> _EXTRAIT DU DOCUMENT_
+ + + +

La Cour de cassation a cassé l’arrêt d’appel en considérant que l’arrêt rendu manquait de base légale.
En effet, elle n’avait pas qualifié les legs dévolus aux associations.
Commentaire :
La clause de bénéficiaire peut mentionner que le capital garanti sera attribué aux « héritiers ». Pas de difficultés si le souscripteur laisse des héritiers réservataires. L’assurance-vie bénéficiera aux héritiers réservataires.
La présente difficulté tient au fait que la souscriptrice n’a pas laissé d’héritiers réservataires mais seulement des héritiers de rang subséquent pouvant être exhérédés par simple testament.
La clause bénéficiaire a été mal rédigée car elle utilise un vocable qui est ambigu dans la mesure où l’héritier recouvre plusieurs qualités au sens du droit des successions.
La question qu’aurait dû se poser la cour d’appel est celle de savoir si en l’occurrence, en léguant sa maison et son argent, la testatrice avait consenti aux associations désignées un legs universel ou un legs particulier.
Le legs universel est celui par lequel l’auteur attribue au bénéficiaire la totalité de son patrimoine existant au jour du décès.

+ + + +

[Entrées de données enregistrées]
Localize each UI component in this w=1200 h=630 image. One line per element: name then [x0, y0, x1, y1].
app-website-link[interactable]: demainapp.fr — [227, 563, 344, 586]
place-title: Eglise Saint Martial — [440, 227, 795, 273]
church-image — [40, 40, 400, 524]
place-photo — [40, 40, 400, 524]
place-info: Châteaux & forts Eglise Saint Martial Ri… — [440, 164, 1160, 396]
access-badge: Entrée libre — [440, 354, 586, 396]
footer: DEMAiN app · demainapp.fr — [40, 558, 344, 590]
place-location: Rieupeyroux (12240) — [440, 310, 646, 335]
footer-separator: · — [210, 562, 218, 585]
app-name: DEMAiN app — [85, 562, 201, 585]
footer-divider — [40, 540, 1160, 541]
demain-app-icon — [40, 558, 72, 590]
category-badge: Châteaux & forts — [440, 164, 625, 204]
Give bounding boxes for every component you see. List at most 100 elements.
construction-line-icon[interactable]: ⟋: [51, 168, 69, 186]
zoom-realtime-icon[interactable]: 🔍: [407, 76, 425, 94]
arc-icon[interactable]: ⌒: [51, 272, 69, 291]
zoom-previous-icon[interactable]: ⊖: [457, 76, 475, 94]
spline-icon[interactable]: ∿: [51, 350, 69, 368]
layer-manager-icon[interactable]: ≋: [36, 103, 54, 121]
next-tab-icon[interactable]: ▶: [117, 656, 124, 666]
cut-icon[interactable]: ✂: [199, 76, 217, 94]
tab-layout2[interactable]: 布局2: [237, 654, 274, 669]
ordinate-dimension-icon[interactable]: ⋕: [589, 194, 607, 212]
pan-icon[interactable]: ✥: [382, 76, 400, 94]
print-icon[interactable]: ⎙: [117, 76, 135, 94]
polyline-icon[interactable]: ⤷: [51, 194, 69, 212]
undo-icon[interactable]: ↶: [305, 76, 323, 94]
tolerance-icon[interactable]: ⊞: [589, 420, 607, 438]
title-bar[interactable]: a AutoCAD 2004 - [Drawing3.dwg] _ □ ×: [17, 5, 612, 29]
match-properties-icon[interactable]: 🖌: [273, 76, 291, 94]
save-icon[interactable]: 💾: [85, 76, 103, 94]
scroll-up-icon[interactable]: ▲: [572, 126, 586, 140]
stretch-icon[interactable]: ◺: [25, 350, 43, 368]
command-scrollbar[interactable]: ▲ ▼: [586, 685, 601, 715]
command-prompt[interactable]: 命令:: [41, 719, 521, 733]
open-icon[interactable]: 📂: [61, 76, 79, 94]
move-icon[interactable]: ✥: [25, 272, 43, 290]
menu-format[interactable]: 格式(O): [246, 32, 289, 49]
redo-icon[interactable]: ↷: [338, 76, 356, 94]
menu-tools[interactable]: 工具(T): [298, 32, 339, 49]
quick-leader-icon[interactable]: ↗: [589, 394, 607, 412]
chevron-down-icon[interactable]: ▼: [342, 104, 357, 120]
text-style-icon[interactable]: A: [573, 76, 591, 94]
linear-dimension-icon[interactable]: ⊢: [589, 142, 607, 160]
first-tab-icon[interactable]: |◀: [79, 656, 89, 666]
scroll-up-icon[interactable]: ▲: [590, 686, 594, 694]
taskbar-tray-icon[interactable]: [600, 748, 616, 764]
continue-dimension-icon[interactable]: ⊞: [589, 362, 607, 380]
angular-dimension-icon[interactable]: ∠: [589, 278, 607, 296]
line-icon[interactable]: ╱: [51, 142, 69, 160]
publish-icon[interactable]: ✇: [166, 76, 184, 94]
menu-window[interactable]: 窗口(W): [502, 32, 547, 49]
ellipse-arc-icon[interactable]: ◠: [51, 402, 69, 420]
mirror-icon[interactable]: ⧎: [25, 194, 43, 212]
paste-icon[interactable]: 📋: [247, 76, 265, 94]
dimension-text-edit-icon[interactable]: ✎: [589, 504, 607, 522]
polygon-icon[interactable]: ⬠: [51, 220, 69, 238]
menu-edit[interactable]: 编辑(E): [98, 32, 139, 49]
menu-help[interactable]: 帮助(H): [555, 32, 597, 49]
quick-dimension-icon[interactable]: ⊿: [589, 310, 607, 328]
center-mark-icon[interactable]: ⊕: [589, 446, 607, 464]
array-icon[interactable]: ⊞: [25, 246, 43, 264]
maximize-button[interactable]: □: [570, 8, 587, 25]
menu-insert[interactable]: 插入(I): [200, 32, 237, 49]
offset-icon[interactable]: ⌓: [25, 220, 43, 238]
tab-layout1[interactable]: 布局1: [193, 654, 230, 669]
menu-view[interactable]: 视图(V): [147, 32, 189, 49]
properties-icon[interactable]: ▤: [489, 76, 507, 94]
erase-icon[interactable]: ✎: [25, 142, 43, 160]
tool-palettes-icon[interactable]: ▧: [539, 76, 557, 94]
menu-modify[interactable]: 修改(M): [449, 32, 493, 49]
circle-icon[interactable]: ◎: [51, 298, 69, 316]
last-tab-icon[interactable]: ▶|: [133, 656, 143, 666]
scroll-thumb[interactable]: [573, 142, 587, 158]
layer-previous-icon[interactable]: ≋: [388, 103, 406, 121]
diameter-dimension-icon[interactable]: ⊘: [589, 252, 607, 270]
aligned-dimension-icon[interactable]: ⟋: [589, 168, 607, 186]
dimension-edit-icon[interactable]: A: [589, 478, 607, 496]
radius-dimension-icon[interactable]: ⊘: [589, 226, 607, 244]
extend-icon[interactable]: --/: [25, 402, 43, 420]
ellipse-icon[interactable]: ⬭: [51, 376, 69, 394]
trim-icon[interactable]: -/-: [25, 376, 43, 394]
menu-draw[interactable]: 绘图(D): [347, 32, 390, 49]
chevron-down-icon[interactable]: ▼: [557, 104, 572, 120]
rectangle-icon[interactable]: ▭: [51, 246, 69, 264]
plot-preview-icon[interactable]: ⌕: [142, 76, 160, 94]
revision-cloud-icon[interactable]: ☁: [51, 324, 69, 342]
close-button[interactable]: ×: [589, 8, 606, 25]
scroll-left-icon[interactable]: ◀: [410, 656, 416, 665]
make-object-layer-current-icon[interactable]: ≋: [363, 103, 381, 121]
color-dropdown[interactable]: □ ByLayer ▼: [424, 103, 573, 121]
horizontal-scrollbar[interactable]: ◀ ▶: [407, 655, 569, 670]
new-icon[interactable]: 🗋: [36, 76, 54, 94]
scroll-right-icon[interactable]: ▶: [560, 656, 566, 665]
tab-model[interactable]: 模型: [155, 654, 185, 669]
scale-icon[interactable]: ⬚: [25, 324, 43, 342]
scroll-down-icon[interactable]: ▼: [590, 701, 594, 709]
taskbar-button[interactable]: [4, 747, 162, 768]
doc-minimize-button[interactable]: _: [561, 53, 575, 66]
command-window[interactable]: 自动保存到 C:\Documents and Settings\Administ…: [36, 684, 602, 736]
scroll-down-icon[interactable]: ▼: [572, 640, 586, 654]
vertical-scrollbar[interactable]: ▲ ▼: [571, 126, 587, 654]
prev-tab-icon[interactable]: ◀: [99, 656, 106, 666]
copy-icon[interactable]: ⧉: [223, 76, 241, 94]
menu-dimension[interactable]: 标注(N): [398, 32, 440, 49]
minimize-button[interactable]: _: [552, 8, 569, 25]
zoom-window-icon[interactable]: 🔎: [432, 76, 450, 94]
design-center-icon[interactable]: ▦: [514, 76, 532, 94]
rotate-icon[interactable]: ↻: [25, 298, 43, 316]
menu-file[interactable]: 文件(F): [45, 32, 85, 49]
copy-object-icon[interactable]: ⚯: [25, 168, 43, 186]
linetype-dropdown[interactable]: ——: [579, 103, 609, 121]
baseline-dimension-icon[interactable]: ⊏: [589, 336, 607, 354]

+ + + +

> _TRAVAIL À FAIRE_
1 – Reproduisez à l'identique le passage de l'extrait sur la clause bénéficiaire qui s'ouvre sur les mots contenant « La Cour de cassation » et se clôt sur « aux héritiers réservataires. ».
2 – D'après l'extrait sur la clause bénéficiaire, qu'est-ce qu'un legs universel ?
3 – Poursuivez l'extrait sur la clause bénéficiaire d'assurance-vie à la suite de sa dernière phrase.

> _RÉPONSES ATTENDUES_
1 –
La Cour de cassation a cassé l’arrêt d’appel en considérant que l’arrêt rendu manquait de base légale.
En effet, elle n’avait pas qualifié les legs dévolus aux associations.
Commentaire :
La clause de bénéficiaire peut mentionner que le capital garanti sera attribué aux « héritiers ». Pas de difficultés si le souscripteur laisse des héritiers réservataires. L’assurance-vie bénéficiera aux héritiers réservataires.

2 – C'est celui par lequel l'auteur attribue au bénéficiaire la totalité de son patrimoine existant au jour du décès.

3 –
Le legs à titre universel est celui par lequel il est attribué une quote-part de son patrimoine.
Le legs particulier est celui par lequel le testateur lègue au bénéficiaire un bien ou des biens particuliers.
Seul le légataire universel est considéré comme un héritier au sens du droit des successions.
Pour les demandeurs, le terme « héritier » figurant dans la clause bénéficiaire, désigne sans contestation possible, les sœurs et les neveux de la souscriptrice.
Pour les demandeurs, le testament d’Emilienne vise la maison et l’argent à l’exception du capital garanti de sorte qu’il n’institue pas les associations légataires universelles mais seulement légataires particuliers. Les associations n’étant pas légataires universelles, elles ne doivent pas être qualifiées d’« héritiers » au sens de la clause bénéficiaire.
La cour d’appel a dit que les associations étaient bénéficiaires des assurances-vie sans dire pour autant si elles étaient légataires universelles d’après le testament.
Or si elles sont déclarées légataires universelles, elles sont héritières au sens de la clause bénéficiaire.
Si elles ne sont que légataires à titre particulier, elles ne sont pas héritières au sens du droit des assurances.
La décision des Juges du fond a été cassée par la Cour suprême car elle a failli dans sa motivation juridique.
La Cour d’appel, pour motiver sa décision, a fait référence à une lettre du notaire chargé de la succession, adressée au neveu en 2006 et disant que la succession est entièrement dévolue aux associations et que « vous n’avez aucun droit, n’étant pas héritier réservataire ».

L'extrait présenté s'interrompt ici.